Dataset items
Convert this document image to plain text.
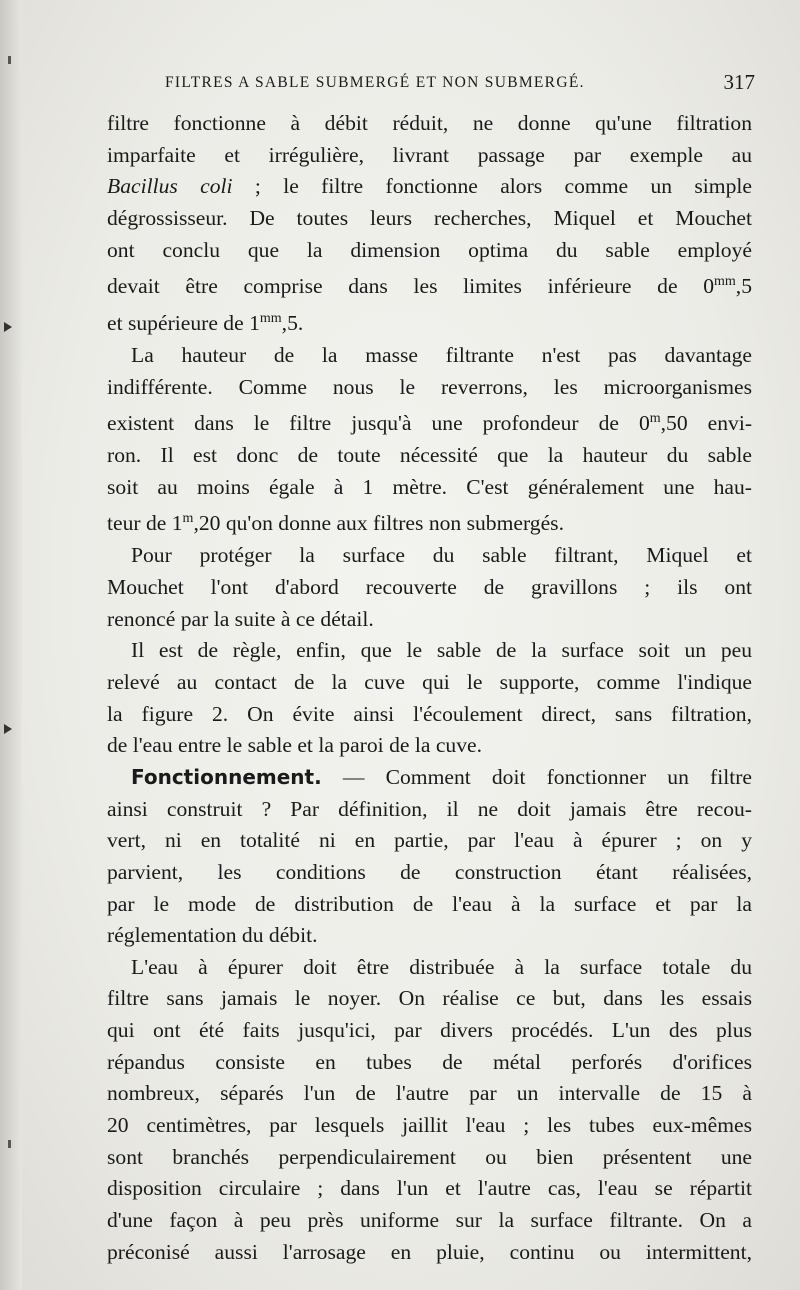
FILTRES A SABLE SUBMERGÉ ET NON SUBMERGÉ.	317
filtre fonctionne à débit réduit, ne donne qu'une filtration
imparfaite et irrégulière, livrant passage par exemple au
Bacillus coli ; le filtre fonctionne alors comme un simple
dégrossisseur. De toutes leurs recherches, Miquel et Mouchet
ont conclu que la dimension optima du sable employé
devait être comprise dans les limites inférieure de $0^{mm},5$
et supérieure de $1^{mm},5$.
La hauteur de la masse filtrante n'est pas davantage
indifférente. Comme nous le reverrons, les microorganismes
existent dans le filtre jusqu'à une profondeur de 0$^m$,50 envi-
ron. Il est donc de toute nécessité que la hauteur du sable
soit au moins égale à 1 mètre. C'est généralement une hau-
teur de 1$^m$,20 qu'on donne aux filtres non submergés.
Pour protéger la surface du sable filtrant, Miquel et
Mouchet l'ont d'abord recouverte de gravillons ; ils ont
renoncé par la suite à ce détail.
Il est de règle, enfin, que le sable de la surface soit un peu
relevé au contact de la cuve qui le supporte, comme l'indique
la figure 2. On évite ainsi l'écoulement direct, sans filtration,
de l'eau entre le sable et la paroi de la cuve.
Fonctionnement. — Comment doit fonctionner un filtre
ainsi construit ? Par définition, il ne doit jamais être recou-
vert, ni en totalité ni en partie, par l'eau à épurer ; on y
parvient, les conditions de construction étant réalisées,
par le mode de distribution de l'eau à la surface et par la
réglementation du débit.
L'eau à épurer doit être distribuée à la surface totale du
filtre sans jamais le noyer. On réalise ce but, dans les essais
qui ont été faits jusqu'ici, par divers procédés. L'un des plus
répandus consiste en tubes de métal perforés d'orifices
nombreux, séparés l'un de l'autre par un intervalle de 15 à
20 centimètres, par lesquels jaillit l'eau ; les tubes eux-mêmes
sont branchés perpendiculairement ou bien présentent une
disposition circulaire ; dans l'un et l'autre cas, l'eau se répartit
d'une façon à peu près uniforme sur la surface filtrante. On a
préconisé aussi l'arrosage en pluie, continu ou intermittent,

> _YOUR OBJECTIVE_: Say how many lines of the material contain the word "être", with no other text.

> _ANSWER_: 3